BRIEF -
Give all of the lines again exactly as they read.

Stored data

---*---

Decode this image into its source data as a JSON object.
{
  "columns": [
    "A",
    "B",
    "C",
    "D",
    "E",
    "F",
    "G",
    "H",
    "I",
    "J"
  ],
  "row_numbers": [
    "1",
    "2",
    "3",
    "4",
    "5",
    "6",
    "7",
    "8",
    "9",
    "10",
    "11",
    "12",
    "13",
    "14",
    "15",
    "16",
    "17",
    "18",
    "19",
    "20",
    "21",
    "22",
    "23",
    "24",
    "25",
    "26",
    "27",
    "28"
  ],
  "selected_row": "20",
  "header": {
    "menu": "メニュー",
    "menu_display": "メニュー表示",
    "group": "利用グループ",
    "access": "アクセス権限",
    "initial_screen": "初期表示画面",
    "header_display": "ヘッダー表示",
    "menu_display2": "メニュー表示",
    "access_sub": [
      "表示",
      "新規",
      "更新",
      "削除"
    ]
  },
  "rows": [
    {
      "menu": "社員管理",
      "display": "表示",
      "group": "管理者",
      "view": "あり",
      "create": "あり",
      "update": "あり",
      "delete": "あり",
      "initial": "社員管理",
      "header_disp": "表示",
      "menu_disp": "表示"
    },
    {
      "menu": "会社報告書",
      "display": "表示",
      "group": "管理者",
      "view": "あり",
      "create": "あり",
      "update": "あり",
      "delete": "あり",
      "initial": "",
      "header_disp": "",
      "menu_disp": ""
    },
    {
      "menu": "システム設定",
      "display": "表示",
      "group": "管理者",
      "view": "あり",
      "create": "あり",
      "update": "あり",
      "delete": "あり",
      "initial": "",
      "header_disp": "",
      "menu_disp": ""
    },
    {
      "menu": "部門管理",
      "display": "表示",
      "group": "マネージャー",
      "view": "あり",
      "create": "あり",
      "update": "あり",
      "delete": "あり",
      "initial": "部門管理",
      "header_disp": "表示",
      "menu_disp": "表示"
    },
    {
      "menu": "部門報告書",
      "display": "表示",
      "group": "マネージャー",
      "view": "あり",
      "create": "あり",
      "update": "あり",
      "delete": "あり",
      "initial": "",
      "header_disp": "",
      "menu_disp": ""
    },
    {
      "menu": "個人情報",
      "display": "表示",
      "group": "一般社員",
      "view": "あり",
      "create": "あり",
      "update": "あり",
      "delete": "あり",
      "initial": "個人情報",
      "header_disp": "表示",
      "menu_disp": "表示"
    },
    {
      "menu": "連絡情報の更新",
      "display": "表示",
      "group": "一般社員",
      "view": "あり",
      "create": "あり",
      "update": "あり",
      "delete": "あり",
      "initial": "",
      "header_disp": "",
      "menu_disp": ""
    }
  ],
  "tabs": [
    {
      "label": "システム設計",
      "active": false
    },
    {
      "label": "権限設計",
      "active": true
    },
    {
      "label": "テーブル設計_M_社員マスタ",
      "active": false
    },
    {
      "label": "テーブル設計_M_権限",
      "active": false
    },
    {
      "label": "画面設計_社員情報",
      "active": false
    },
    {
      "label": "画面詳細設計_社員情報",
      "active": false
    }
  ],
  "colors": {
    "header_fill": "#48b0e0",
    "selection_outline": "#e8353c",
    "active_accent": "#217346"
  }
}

---*---

ANSWER TO THIS PROBLEM -
Decode this image into its source data as a JSON object.
{
  "columns": [
    "A",
    "B",
    "C",
    "D",
    "E",
    "F",
    "G",
    "H",
    "I",
    "J"
  ],
  "row_numbers": [
    "1",
    "2",
    "3",
    "4",
    "5",
    "6",
    "7",
    "8",
    "9",
    "10",
    "11",
    "12",
    "13",
    "14",
    "15",
    "16",
    "17",
    "18",
    "19",
    "20",
    "21",
    "22",
    "23",
    "24",
    "25",
    "26",
    "27",
    "28"
  ],
  "selected_row": "20",
  "header": {
    "menu": "メニュー",
    "menu_display": "メニュー表示",
    "group": "利用グループ",
    "access": "アクセス権限",
    "initial_screen": "初期表示画面",
    "header_display": "ヘッダー表示",
    "menu_display2": "メニュー表示",
    "access_sub": [
      "表示",
      "新規",
      "更新",
      "削除"
    ]
  },
  "rows": [
    {
      "menu": "社員管理",
      "display": "表示",
      "group": "管理者",
      "view": "あり",
      "create": "あり",
      "update": "あり",
      "delete": "あり",
      "initial": "社員管理",
      "header_disp": "表示",
      "menu_disp": "表示"
    },
    {
      "menu": "会社報告書",
      "display": "表示",
      "group": "管理者",
      "view": "あり",
      "create": "あり",
      "update": "あり",
      "delete": "あり",
      "initial": "",
      "header_disp": "",
      "menu_disp": ""
    },
    {
      "menu": "システム設定",
      "display": "表示",
      "group": "管理者",
      "view": "あり",
      "create": "あり",
      "update": "あり",
      "delete": "あり",
      "initial": "",
      "header_disp": "",
      "menu_disp": ""
    },
    {
      "menu": "部門管理",
      "display": "表示",
      "group": "マネージャー",
      "view": "あり",
      "create": "あり",
      "update": "あり",
      "delete": "あり",
      "initial": "部門管理",
      "header_disp": "表示",
      "menu_disp": "表示"
    },
    {
      "menu": "部門報告書",
      "display": "表示",
      "group": "マネージャー",
      "view": "あり",
      "create": "あり",
      "update": "あり",
      "delete": "あり",
      "initial": "",
      "header_disp": "",
      "menu_disp": ""
    },
    {
      "menu": "個人情報",
      "display": "表示",
      "group": "一般社員",
      "view": "あり",
      "create": "あり",
      "update": "あり",
      "delete": "あり",
      "initial": "個人情報",
      "header_disp": "表示",
      "menu_disp": "表示"
    },
    {
      "menu": "連絡情報の更新",
      "display": "表示",
      "group": "一般社員",
      "view": "あり",
      "create": "あり",
      "update": "あり",
      "delete": "あり",
      "initial": "",
      "header_disp": "",
      "menu_disp": ""
    }
  ],
  "tabs": [
    {
      "label": "システム設計",
      "active": false
    },
    {
      "label": "権限設計",
      "active": true
    },
    {
      "label": "テーブル設計_M_社員マスタ",
      "active": false
    },
    {
      "label": "テーブル設計_M_権限",
      "active": false
    },
    {
      "label": "画面設計_社員情報",
      "active": false
    },
    {
      "label": "画面詳細設計_社員情報",
      "active": false
    }
  ],
  "colors": {
    "header_fill": "#48b0e0",
    "selection_outline": "#e8353c",
    "active_accent": "#217346"
  }
}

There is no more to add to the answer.